RECORDS PROVIDED:
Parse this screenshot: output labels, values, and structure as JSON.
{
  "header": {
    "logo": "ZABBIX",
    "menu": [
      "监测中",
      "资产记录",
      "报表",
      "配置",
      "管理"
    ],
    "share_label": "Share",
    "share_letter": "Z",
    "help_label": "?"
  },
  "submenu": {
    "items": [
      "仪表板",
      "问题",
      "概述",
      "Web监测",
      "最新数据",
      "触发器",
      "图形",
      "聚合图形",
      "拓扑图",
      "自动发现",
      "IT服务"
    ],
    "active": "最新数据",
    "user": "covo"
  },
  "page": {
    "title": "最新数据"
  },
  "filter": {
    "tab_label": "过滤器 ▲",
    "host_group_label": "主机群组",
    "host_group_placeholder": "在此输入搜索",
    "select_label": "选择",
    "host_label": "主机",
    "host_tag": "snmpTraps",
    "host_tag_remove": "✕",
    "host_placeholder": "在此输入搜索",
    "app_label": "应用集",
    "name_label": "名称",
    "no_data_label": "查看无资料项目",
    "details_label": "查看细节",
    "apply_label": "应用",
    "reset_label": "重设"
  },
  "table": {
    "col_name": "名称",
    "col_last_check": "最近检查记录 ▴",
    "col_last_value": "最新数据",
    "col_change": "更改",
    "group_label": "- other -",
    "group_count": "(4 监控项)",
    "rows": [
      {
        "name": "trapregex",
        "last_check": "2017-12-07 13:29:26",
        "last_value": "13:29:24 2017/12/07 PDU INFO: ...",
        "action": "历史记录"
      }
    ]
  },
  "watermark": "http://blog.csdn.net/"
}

WHAT YOU SHOULD DO:
Report how many lines of the data hold the string "最新数据"; give only the number.

EXERCISE RESPONSE:
4